--- start ---

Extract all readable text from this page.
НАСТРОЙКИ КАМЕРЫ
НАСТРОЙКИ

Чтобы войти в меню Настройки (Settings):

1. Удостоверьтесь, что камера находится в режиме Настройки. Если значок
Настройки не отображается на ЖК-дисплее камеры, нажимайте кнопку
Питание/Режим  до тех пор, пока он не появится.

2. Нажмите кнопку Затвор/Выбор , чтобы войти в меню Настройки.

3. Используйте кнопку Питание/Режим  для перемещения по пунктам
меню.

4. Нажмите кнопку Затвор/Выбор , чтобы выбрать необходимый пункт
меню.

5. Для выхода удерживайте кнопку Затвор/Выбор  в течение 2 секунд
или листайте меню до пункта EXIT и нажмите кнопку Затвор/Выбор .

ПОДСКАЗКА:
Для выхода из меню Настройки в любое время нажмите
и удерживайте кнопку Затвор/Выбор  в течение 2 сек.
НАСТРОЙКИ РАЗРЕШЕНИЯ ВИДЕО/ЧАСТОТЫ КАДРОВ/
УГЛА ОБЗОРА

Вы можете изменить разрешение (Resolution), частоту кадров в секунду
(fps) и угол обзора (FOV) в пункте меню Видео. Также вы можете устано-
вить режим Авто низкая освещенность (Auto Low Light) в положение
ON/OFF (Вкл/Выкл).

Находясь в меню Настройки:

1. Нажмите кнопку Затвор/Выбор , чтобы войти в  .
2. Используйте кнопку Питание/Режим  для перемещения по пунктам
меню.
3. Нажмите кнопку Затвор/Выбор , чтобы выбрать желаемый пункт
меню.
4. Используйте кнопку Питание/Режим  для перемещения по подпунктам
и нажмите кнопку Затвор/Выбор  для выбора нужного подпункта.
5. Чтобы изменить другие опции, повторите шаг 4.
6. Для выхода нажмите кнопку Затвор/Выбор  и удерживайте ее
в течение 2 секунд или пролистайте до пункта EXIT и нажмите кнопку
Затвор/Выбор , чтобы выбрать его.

--- end ---

◆ Short exercise ◆
Extract the data in full. Keep it word for word.

◆ Response to this exercise ◆
Extract all readable text from this page.
НАСТРОЙКИ КАМЕРЫ
НАСТРОЙКИ

Чтобы войти в меню Настройки (Settings):

1. Удостоверьтесь, что камера находится в режиме Настройки. Если значок
Настройки не отображается на ЖК-дисплее камеры, нажимайте кнопку
Питание/Режим  до тех пор, пока он не появится.

2. Нажмите кнопку Затвор/Выбор , чтобы войти в меню Настройки.

3. Используйте кнопку Питание/Режим  для перемещения по пунктам
меню.

4. Нажмите кнопку Затвор/Выбор , чтобы выбрать необходимый пункт
меню.

5. Для выхода удерживайте кнопку Затвор/Выбор  в течение 2 секунд
или листайте меню до пункта EXIT и нажмите кнопку Затвор/Выбор .

ПОДСКАЗКА:
Для выхода из меню Настройки в любое время нажмите
и удерживайте кнопку Затвор/Выбор  в течение 2 сек.
НАСТРОЙКИ РАЗРЕШЕНИЯ ВИДЕО/ЧАСТОТЫ КАДРОВ/
УГЛА ОБЗОРА

Вы можете изменить разрешение (Resolution), частоту кадров в секунду
(fps) и угол обзора (FOV) в пункте меню Видео. Также вы можете устано-
вить режим Авто низкая освещенность (Auto Low Light) в положение
ON/OFF (Вкл/Выкл).

Находясь в меню Настройки:

1. Нажмите кнопку Затвор/Выбор , чтобы войти в  .
2. Используйте кнопку Питание/Режим  для перемещения по пунктам
меню.
3. Нажмите кнопку Затвор/Выбор , чтобы выбрать желаемый пункт
меню.
4. Используйте кнопку Питание/Режим  для перемещения по подпунктам
и нажмите кнопку Затвор/Выбор  для выбора нужного подпункта.
5. Чтобы изменить другие опции, повторите шаг 4.
6. Для выхода нажмите кнопку Затвор/Выбор  и удерживайте ее
в течение 2 секунд или пролистайте до пункта EXIT и нажмите кнопку
Затвор/Выбор , чтобы выбрать его.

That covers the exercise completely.